Your task is to extract every entry that follows word for word while excluding the pictures.

→ RECORDS SUPPLIED:
---

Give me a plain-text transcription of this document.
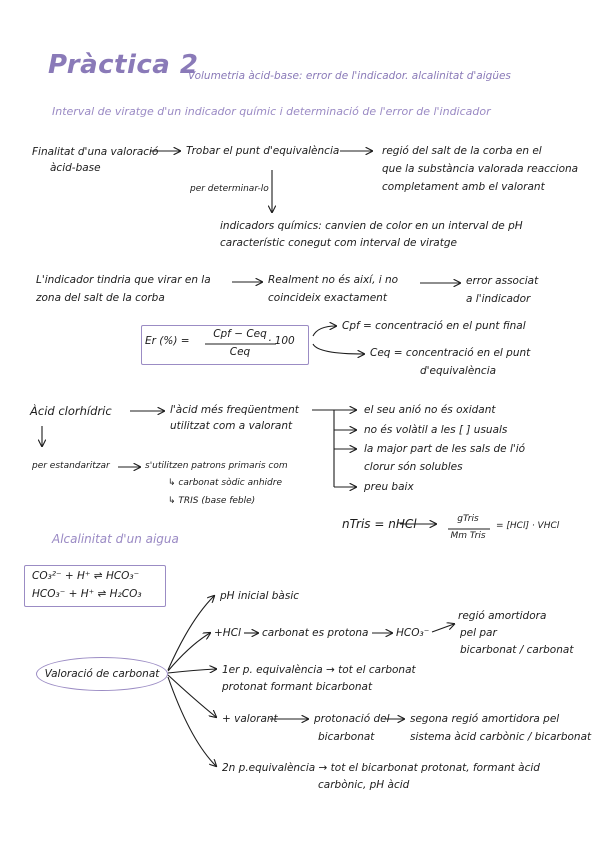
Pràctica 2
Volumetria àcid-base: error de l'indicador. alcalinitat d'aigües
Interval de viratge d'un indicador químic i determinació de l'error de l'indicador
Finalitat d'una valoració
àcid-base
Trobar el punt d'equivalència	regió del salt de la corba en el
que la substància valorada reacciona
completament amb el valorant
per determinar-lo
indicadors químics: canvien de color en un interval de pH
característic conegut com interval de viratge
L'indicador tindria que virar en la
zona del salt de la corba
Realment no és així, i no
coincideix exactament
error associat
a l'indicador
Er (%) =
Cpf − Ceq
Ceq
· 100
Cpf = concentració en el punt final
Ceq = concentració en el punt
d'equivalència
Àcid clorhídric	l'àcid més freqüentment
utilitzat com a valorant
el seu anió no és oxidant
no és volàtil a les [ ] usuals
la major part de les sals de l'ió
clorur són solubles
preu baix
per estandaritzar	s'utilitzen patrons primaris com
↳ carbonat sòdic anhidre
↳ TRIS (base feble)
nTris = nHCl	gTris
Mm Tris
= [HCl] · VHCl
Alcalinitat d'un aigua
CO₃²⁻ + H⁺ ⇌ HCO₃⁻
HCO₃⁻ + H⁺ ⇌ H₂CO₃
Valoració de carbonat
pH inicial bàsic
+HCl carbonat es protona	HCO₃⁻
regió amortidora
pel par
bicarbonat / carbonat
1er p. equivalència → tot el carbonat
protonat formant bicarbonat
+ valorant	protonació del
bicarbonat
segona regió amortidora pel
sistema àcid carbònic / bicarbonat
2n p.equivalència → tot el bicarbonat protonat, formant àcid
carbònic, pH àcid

---

→ THE COMPLETED TASK:
Give me a plain-text transcription of this document.
Pràctica 2
Volumetria àcid-base: error de l'indicador. alcalinitat d'aigües
Interval de viratge d'un indicador químic i determinació de l'error de l'indicador
Finalitat d'una valoració
àcid-base
Trobar el punt d'equivalència	regió del salt de la corba en el
que la substància valorada reacciona
completament amb el valorant
per determinar-lo
indicadors químics: canvien de color en un interval de pH
característic conegut com interval de viratge
L'indicador tindria que virar en la
zona del salt de la corba
Realment no és així, i no
coincideix exactament
error associat
a l'indicador
Er (%) =
Cpf − Ceq
Ceq
· 100
Cpf = concentració en el punt final
Ceq = concentració en el punt
d'equivalència
Àcid clorhídric	l'àcid més freqüentment
utilitzat com a valorant
el seu anió no és oxidant
no és volàtil a les [ ] usuals
la major part de les sals de l'ió
clorur són solubles
preu baix
per estandaritzar	s'utilitzen patrons primaris com
↳ carbonat sòdic anhidre
↳ TRIS (base feble)
nTris = nHCl	gTris
Mm Tris
= [HCl] · VHCl
Alcalinitat d'un aigua
CO₃²⁻ + H⁺ ⇌ HCO₃⁻
HCO₃⁻ + H⁺ ⇌ H₂CO₃
Valoració de carbonat
pH inicial bàsic
+HCl carbonat es protona	HCO₃⁻
regió amortidora
pel par
bicarbonat / carbonat
1er p. equivalència → tot el carbonat
protonat formant bicarbonat
+ valorant	protonació del
bicarbonat
segona regió amortidora pel
sistema àcid carbònic / bicarbonat
2n p.equivalència → tot el bicarbonat protonat, formant àcid
carbònic, pH àcid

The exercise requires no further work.